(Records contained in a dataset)
= = =
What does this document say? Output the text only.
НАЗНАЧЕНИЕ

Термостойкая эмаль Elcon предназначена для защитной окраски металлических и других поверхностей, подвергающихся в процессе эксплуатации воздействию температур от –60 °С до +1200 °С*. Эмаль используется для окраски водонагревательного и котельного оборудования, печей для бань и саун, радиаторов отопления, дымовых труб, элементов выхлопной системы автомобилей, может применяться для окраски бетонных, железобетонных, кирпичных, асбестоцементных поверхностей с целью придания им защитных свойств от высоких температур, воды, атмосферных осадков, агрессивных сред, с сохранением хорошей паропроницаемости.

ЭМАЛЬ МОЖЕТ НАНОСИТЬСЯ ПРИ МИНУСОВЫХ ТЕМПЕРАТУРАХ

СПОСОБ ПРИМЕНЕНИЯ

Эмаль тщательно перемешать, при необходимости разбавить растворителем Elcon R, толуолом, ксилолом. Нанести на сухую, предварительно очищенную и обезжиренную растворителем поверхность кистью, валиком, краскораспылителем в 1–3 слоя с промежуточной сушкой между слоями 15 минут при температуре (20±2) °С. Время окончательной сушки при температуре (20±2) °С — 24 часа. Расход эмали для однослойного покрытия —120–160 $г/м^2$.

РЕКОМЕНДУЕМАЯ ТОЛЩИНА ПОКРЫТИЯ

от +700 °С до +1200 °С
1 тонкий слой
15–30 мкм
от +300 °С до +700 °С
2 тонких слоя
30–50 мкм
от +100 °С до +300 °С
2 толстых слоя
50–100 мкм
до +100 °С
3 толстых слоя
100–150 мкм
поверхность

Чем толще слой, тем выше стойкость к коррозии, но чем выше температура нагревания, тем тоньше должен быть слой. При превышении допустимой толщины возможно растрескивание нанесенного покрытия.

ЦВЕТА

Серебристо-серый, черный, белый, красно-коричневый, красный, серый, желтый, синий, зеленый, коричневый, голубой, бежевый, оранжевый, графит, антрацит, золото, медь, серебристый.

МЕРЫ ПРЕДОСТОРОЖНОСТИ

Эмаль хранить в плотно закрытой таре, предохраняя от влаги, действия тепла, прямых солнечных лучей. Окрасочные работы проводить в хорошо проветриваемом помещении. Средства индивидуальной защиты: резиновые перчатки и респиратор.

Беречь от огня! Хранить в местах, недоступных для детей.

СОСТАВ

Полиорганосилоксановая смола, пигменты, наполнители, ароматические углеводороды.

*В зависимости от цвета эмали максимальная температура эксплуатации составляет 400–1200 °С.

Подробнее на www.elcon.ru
= = =
**YOUR GOAL**. Look over the records above and copy each line that includes the string "эксплуатации".

**SOLVED PROBLEM**.
Термостойкая эмаль Elcon предназначена для защитной окраски металлических и других поверхностей, подвергающихся в процессе эксплуатации воздействию температур от –60 °С до +1200 °С*. Эмаль используется для окраски водонагревательного и котельного оборудования, печей для бань и саун, радиаторов отопления, дымовых труб, элементов выхлопной системы автомобилей, может применяться для окраски бетонных, железобетонных, кирпичных, асбестоцементных поверхностей с целью придания им защитных свойств от высоких температур, воды, атмосферных осадков, агрессивных сред, с сохранением хорошей паропроницаемости.
*В зависимости от цвета эмали максимальная температура эксплуатации составляет 400–1200 °С.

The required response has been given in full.